GIVEN EXERCISE ▸
Format the records below as a JSON list of strings, one string per line, and leave out any blank lines.

THE RECORDS ▸
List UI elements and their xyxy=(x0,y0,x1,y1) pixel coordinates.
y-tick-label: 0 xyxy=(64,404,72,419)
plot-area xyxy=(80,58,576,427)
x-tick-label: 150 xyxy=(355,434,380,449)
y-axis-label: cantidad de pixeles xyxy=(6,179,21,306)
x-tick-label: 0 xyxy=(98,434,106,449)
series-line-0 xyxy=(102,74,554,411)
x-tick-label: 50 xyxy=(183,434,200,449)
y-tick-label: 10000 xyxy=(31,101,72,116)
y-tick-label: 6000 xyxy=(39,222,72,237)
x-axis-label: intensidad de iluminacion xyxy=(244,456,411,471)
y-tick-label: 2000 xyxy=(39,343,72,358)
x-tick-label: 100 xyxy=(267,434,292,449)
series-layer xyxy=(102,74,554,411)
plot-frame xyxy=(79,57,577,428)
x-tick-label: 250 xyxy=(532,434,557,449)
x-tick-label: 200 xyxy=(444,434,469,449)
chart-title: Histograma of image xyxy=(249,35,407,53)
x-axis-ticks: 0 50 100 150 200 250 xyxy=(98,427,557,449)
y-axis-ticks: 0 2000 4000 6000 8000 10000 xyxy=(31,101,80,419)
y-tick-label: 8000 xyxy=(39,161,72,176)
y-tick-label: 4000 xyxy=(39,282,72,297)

RESPONSE BELOW ▸
[
  "List UI elements and their xyxy=(x0,y0,x1,y1) pixel coordinates.",
  "y-tick-label: 0 xyxy=(64,404,72,419)",
  "plot-area xyxy=(80,58,576,427)",
  "x-tick-label: 150 xyxy=(355,434,380,449)",
  "y-axis-label: cantidad de pixeles xyxy=(6,179,21,306)",
  "x-tick-label: 0 xyxy=(98,434,106,449)",
  "series-line-0 xyxy=(102,74,554,411)",
  "x-tick-label: 50 xyxy=(183,434,200,449)",
  "y-tick-label: 10000 xyxy=(31,101,72,116)",
  "y-tick-label: 6000 xyxy=(39,222,72,237)",
  "x-axis-label: intensidad de iluminacion xyxy=(244,456,411,471)",
  "y-tick-label: 2000 xyxy=(39,343,72,358)",
  "x-tick-label: 100 xyxy=(267,434,292,449)",
  "series-layer xyxy=(102,74,554,411)",
  "plot-frame xyxy=(79,57,577,428)",
  "x-tick-label: 250 xyxy=(532,434,557,449)",
  "x-tick-label: 200 xyxy=(444,434,469,449)",
  "chart-title: Histograma of image xyxy=(249,35,407,53)",
  "x-axis-ticks: 0 50 100 150 200 250 xyxy=(98,427,557,449)",
  "y-axis-ticks: 0 2000 4000 6000 8000 10000 xyxy=(31,101,80,419)",
  "y-tick-label: 8000 xyxy=(39,161,72,176)",
  "y-tick-label: 4000 xyxy=(39,282,72,297)"
]